Collected data
[Start]

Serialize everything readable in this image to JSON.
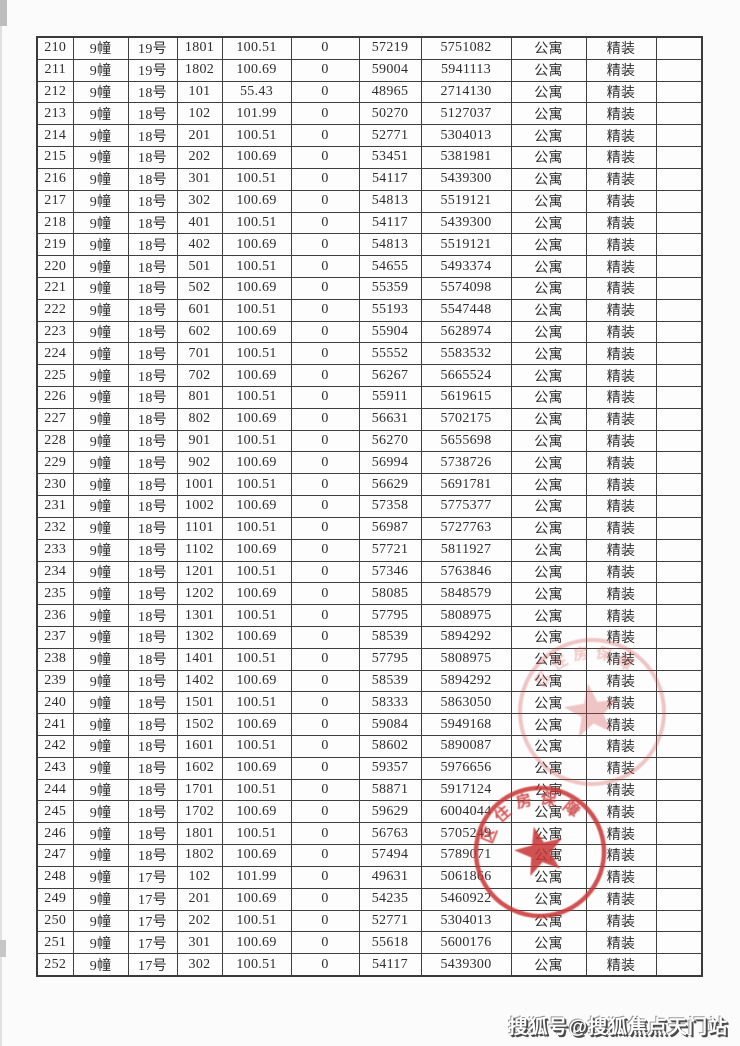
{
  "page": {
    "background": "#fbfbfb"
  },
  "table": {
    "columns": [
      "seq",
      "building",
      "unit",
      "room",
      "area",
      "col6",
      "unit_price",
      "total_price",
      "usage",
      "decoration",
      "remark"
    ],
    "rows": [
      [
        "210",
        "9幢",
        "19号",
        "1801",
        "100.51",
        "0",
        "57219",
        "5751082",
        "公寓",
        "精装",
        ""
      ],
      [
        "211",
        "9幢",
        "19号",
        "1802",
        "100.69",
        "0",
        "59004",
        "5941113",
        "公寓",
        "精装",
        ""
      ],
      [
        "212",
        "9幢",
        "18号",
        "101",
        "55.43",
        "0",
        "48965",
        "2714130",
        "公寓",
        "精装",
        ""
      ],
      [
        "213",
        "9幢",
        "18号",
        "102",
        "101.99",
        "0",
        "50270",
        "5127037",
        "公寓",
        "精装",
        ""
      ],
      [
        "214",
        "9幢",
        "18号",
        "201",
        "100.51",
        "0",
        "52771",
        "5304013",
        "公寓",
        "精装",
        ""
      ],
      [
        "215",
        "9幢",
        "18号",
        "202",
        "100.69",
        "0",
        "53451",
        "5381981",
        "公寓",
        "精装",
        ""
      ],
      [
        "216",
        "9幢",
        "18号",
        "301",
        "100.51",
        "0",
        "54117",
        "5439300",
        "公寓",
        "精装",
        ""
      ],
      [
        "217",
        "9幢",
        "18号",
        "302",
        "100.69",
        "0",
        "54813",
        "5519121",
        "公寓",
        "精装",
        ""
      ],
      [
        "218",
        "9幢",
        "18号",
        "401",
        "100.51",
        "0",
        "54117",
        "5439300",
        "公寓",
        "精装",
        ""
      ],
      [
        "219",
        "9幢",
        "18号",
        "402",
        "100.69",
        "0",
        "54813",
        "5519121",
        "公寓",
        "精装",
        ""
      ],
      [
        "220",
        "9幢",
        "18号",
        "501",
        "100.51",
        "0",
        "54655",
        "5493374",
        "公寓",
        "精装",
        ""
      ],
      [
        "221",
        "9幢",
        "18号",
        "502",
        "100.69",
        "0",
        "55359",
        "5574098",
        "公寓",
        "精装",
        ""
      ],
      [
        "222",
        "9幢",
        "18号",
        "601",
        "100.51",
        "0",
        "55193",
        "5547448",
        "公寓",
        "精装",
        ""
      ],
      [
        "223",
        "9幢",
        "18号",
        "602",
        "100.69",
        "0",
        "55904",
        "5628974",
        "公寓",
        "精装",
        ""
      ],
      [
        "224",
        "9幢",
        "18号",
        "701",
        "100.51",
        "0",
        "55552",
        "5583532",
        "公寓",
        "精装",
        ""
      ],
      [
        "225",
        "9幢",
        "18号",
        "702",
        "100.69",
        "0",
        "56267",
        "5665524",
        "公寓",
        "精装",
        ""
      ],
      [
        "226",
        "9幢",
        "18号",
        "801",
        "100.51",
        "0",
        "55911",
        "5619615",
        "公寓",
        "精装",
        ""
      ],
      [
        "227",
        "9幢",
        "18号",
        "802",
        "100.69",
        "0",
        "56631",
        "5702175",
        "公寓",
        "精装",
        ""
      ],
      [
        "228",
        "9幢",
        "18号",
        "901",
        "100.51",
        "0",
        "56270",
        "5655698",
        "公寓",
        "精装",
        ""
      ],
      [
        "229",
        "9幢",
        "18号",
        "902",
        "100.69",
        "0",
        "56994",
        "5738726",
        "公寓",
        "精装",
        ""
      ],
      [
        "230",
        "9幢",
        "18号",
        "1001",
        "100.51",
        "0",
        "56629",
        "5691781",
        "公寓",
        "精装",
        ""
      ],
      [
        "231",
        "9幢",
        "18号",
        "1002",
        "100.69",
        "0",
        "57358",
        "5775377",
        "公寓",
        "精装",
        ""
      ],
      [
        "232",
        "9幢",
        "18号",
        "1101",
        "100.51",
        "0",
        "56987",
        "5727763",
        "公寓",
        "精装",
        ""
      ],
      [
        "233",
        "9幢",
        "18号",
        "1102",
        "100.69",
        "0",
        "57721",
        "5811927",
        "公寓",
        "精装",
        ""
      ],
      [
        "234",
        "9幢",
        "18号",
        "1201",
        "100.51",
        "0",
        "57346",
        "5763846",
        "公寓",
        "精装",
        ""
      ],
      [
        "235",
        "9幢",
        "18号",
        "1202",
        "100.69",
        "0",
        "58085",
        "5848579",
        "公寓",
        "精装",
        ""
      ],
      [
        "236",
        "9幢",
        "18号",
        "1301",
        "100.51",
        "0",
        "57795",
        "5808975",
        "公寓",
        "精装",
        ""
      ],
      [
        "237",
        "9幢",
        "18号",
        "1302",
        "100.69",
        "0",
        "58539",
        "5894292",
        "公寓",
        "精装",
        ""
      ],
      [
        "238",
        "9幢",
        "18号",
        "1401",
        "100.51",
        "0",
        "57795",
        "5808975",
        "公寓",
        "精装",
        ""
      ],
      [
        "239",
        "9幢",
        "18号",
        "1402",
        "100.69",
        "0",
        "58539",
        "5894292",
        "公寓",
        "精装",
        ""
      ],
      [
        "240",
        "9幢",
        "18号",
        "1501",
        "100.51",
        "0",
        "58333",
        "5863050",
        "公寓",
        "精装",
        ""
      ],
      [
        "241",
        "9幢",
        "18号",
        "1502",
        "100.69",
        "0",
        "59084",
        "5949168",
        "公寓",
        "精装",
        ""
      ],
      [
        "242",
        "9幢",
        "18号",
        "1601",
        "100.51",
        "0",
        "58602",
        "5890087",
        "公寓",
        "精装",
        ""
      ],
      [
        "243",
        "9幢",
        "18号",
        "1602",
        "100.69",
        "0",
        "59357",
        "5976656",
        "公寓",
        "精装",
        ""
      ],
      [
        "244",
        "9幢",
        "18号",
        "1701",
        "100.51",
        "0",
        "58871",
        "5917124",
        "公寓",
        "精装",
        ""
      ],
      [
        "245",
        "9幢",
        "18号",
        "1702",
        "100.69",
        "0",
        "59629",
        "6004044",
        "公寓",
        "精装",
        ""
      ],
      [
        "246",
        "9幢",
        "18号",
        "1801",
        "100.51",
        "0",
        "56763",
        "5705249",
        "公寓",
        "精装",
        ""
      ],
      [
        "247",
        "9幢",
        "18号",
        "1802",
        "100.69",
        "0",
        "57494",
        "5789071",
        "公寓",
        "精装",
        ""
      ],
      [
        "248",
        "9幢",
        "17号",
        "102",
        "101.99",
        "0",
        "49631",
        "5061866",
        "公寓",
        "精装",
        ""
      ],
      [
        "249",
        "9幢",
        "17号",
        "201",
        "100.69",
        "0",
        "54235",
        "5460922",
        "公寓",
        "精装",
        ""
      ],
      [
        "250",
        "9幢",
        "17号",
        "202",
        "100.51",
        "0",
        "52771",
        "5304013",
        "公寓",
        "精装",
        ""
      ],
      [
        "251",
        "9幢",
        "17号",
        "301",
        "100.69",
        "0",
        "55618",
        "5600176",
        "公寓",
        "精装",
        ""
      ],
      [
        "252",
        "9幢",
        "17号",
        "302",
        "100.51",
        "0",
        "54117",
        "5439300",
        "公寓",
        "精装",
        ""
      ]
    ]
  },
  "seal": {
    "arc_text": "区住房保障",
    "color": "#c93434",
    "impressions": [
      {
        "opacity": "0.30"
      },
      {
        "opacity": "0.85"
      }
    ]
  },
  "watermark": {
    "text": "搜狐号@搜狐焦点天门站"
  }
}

[End]

◆ WHAT TO DO: Extract the entries in full, exactly as they are, minus the pictures.

◆ RESPONSE TO THE EXERCISE:
Serialize everything readable in this image to JSON.
{
  "page": {
    "background": "#fbfbfb"
  },
  "table": {
    "columns": [
      "seq",
      "building",
      "unit",
      "room",
      "area",
      "col6",
      "unit_price",
      "total_price",
      "usage",
      "decoration",
      "remark"
    ],
    "rows": [
      [
        "210",
        "9幢",
        "19号",
        "1801",
        "100.51",
        "0",
        "57219",
        "5751082",
        "公寓",
        "精装",
        ""
      ],
      [
        "211",
        "9幢",
        "19号",
        "1802",
        "100.69",
        "0",
        "59004",
        "5941113",
        "公寓",
        "精装",
        ""
      ],
      [
        "212",
        "9幢",
        "18号",
        "101",
        "55.43",
        "0",
        "48965",
        "2714130",
        "公寓",
        "精装",
        ""
      ],
      [
        "213",
        "9幢",
        "18号",
        "102",
        "101.99",
        "0",
        "50270",
        "5127037",
        "公寓",
        "精装",
        ""
      ],
      [
        "214",
        "9幢",
        "18号",
        "201",
        "100.51",
        "0",
        "52771",
        "5304013",
        "公寓",
        "精装",
        ""
      ],
      [
        "215",
        "9幢",
        "18号",
        "202",
        "100.69",
        "0",
        "53451",
        "5381981",
        "公寓",
        "精装",
        ""
      ],
      [
        "216",
        "9幢",
        "18号",
        "301",
        "100.51",
        "0",
        "54117",
        "5439300",
        "公寓",
        "精装",
        ""
      ],
      [
        "217",
        "9幢",
        "18号",
        "302",
        "100.69",
        "0",
        "54813",
        "5519121",
        "公寓",
        "精装",
        ""
      ],
      [
        "218",
        "9幢",
        "18号",
        "401",
        "100.51",
        "0",
        "54117",
        "5439300",
        "公寓",
        "精装",
        ""
      ],
      [
        "219",
        "9幢",
        "18号",
        "402",
        "100.69",
        "0",
        "54813",
        "5519121",
        "公寓",
        "精装",
        ""
      ],
      [
        "220",
        "9幢",
        "18号",
        "501",
        "100.51",
        "0",
        "54655",
        "5493374",
        "公寓",
        "精装",
        ""
      ],
      [
        "221",
        "9幢",
        "18号",
        "502",
        "100.69",
        "0",
        "55359",
        "5574098",
        "公寓",
        "精装",
        ""
      ],
      [
        "222",
        "9幢",
        "18号",
        "601",
        "100.51",
        "0",
        "55193",
        "5547448",
        "公寓",
        "精装",
        ""
      ],
      [
        "223",
        "9幢",
        "18号",
        "602",
        "100.69",
        "0",
        "55904",
        "5628974",
        "公寓",
        "精装",
        ""
      ],
      [
        "224",
        "9幢",
        "18号",
        "701",
        "100.51",
        "0",
        "55552",
        "5583532",
        "公寓",
        "精装",
        ""
      ],
      [
        "225",
        "9幢",
        "18号",
        "702",
        "100.69",
        "0",
        "56267",
        "5665524",
        "公寓",
        "精装",
        ""
      ],
      [
        "226",
        "9幢",
        "18号",
        "801",
        "100.51",
        "0",
        "55911",
        "5619615",
        "公寓",
        "精装",
        ""
      ],
      [
        "227",
        "9幢",
        "18号",
        "802",
        "100.69",
        "0",
        "56631",
        "5702175",
        "公寓",
        "精装",
        ""
      ],
      [
        "228",
        "9幢",
        "18号",
        "901",
        "100.51",
        "0",
        "56270",
        "5655698",
        "公寓",
        "精装",
        ""
      ],
      [
        "229",
        "9幢",
        "18号",
        "902",
        "100.69",
        "0",
        "56994",
        "5738726",
        "公寓",
        "精装",
        ""
      ],
      [
        "230",
        "9幢",
        "18号",
        "1001",
        "100.51",
        "0",
        "56629",
        "5691781",
        "公寓",
        "精装",
        ""
      ],
      [
        "231",
        "9幢",
        "18号",
        "1002",
        "100.69",
        "0",
        "57358",
        "5775377",
        "公寓",
        "精装",
        ""
      ],
      [
        "232",
        "9幢",
        "18号",
        "1101",
        "100.51",
        "0",
        "56987",
        "5727763",
        "公寓",
        "精装",
        ""
      ],
      [
        "233",
        "9幢",
        "18号",
        "1102",
        "100.69",
        "0",
        "57721",
        "5811927",
        "公寓",
        "精装",
        ""
      ],
      [
        "234",
        "9幢",
        "18号",
        "1201",
        "100.51",
        "0",
        "57346",
        "5763846",
        "公寓",
        "精装",
        ""
      ],
      [
        "235",
        "9幢",
        "18号",
        "1202",
        "100.69",
        "0",
        "58085",
        "5848579",
        "公寓",
        "精装",
        ""
      ],
      [
        "236",
        "9幢",
        "18号",
        "1301",
        "100.51",
        "0",
        "57795",
        "5808975",
        "公寓",
        "精装",
        ""
      ],
      [
        "237",
        "9幢",
        "18号",
        "1302",
        "100.69",
        "0",
        "58539",
        "5894292",
        "公寓",
        "精装",
        ""
      ],
      [
        "238",
        "9幢",
        "18号",
        "1401",
        "100.51",
        "0",
        "57795",
        "5808975",
        "公寓",
        "精装",
        ""
      ],
      [
        "239",
        "9幢",
        "18号",
        "1402",
        "100.69",
        "0",
        "58539",
        "5894292",
        "公寓",
        "精装",
        ""
      ],
      [
        "240",
        "9幢",
        "18号",
        "1501",
        "100.51",
        "0",
        "58333",
        "5863050",
        "公寓",
        "精装",
        ""
      ],
      [
        "241",
        "9幢",
        "18号",
        "1502",
        "100.69",
        "0",
        "59084",
        "5949168",
        "公寓",
        "精装",
        ""
      ],
      [
        "242",
        "9幢",
        "18号",
        "1601",
        "100.51",
        "0",
        "58602",
        "5890087",
        "公寓",
        "精装",
        ""
      ],
      [
        "243",
        "9幢",
        "18号",
        "1602",
        "100.69",
        "0",
        "59357",
        "5976656",
        "公寓",
        "精装",
        ""
      ],
      [
        "244",
        "9幢",
        "18号",
        "1701",
        "100.51",
        "0",
        "58871",
        "5917124",
        "公寓",
        "精装",
        ""
      ],
      [
        "245",
        "9幢",
        "18号",
        "1702",
        "100.69",
        "0",
        "59629",
        "6004044",
        "公寓",
        "精装",
        ""
      ],
      [
        "246",
        "9幢",
        "18号",
        "1801",
        "100.51",
        "0",
        "56763",
        "5705249",
        "公寓",
        "精装",
        ""
      ],
      [
        "247",
        "9幢",
        "18号",
        "1802",
        "100.69",
        "0",
        "57494",
        "5789071",
        "公寓",
        "精装",
        ""
      ],
      [
        "248",
        "9幢",
        "17号",
        "102",
        "101.99",
        "0",
        "49631",
        "5061866",
        "公寓",
        "精装",
        ""
      ],
      [
        "249",
        "9幢",
        "17号",
        "201",
        "100.69",
        "0",
        "54235",
        "5460922",
        "公寓",
        "精装",
        ""
      ],
      [
        "250",
        "9幢",
        "17号",
        "202",
        "100.51",
        "0",
        "52771",
        "5304013",
        "公寓",
        "精装",
        ""
      ],
      [
        "251",
        "9幢",
        "17号",
        "301",
        "100.69",
        "0",
        "55618",
        "5600176",
        "公寓",
        "精装",
        ""
      ],
      [
        "252",
        "9幢",
        "17号",
        "302",
        "100.51",
        "0",
        "54117",
        "5439300",
        "公寓",
        "精装",
        ""
      ]
    ]
  },
  "seal": {
    "arc_text": "区住房保障",
    "color": "#c93434",
    "impressions": [
      {
        "opacity": "0.30"
      },
      {
        "opacity": "0.85"
      }
    ]
  },
  "watermark": {
    "text": "搜狐号@搜狐焦点天门站"
  }
}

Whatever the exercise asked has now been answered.